Data records

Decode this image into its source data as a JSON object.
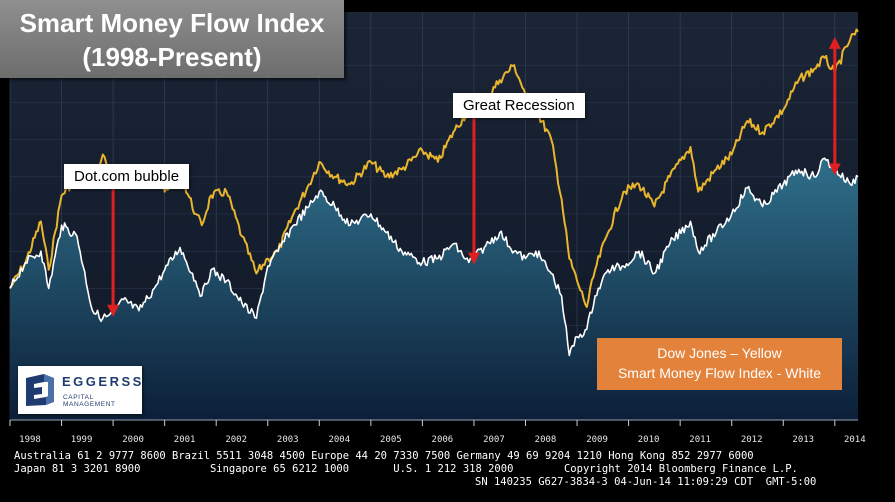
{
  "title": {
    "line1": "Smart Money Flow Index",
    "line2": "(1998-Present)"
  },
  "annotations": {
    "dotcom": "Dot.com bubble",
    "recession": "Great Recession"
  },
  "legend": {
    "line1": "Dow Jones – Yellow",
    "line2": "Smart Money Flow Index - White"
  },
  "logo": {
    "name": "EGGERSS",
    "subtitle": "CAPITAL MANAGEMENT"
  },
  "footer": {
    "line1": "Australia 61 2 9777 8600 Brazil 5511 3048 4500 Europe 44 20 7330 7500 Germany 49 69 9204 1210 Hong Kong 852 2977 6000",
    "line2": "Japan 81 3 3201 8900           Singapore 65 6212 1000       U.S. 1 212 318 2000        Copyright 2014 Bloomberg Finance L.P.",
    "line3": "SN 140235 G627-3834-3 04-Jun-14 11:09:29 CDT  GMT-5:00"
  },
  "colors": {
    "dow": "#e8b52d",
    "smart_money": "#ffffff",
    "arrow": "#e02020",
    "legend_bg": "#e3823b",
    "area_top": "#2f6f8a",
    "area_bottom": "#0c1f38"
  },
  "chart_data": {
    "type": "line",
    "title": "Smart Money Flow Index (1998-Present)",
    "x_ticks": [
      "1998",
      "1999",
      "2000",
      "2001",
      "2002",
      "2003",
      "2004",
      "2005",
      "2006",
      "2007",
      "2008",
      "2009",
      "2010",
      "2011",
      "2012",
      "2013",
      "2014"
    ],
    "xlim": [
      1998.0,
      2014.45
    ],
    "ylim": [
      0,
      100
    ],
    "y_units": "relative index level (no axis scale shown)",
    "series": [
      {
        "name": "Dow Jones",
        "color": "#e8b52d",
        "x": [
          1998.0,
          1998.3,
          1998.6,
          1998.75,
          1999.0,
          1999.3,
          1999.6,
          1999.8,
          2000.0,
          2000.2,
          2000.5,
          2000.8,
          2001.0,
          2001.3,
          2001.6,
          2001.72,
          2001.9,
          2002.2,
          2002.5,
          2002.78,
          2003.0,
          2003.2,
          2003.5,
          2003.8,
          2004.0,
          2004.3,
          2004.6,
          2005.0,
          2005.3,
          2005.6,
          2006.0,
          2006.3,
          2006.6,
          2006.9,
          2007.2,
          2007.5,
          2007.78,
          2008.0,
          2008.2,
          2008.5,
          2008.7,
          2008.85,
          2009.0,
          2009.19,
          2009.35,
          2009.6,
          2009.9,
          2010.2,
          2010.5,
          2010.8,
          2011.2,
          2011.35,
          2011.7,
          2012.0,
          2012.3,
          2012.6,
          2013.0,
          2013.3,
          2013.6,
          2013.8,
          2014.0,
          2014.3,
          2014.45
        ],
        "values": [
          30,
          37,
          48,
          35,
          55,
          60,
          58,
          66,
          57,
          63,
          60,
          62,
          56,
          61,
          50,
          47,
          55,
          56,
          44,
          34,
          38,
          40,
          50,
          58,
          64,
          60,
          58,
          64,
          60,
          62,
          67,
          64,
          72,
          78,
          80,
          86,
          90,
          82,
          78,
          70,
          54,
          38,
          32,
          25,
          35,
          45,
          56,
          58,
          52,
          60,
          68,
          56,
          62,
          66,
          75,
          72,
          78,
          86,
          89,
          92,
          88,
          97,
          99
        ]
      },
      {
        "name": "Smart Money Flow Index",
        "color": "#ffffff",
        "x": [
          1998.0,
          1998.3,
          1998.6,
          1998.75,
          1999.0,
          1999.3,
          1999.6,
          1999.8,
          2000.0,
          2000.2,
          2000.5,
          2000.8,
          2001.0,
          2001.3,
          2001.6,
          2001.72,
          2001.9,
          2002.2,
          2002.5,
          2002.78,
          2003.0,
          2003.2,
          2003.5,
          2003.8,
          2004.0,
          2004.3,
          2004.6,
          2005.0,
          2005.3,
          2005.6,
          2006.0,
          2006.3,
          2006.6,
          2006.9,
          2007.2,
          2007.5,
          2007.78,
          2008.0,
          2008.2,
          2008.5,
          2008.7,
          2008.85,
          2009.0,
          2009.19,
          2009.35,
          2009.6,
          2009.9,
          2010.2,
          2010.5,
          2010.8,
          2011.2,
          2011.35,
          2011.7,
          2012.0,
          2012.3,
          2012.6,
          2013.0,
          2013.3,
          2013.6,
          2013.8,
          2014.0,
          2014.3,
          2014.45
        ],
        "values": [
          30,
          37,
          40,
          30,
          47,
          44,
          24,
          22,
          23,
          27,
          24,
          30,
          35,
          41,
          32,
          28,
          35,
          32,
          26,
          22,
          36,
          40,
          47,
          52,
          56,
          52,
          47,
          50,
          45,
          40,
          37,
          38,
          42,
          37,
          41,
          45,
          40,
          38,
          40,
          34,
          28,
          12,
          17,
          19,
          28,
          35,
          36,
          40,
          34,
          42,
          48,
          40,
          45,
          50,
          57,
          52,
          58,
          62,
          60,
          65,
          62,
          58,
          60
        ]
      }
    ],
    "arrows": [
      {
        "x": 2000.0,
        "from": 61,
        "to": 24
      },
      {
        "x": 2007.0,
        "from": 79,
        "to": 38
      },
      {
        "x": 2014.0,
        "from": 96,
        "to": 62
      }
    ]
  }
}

The problem:
Gather all the lines that include the word "name" and copy them out.

Exercise output:
    "name": "EGGERSS",
        "name": "Dow Jones",
        "name": "Smart Money Flow Index",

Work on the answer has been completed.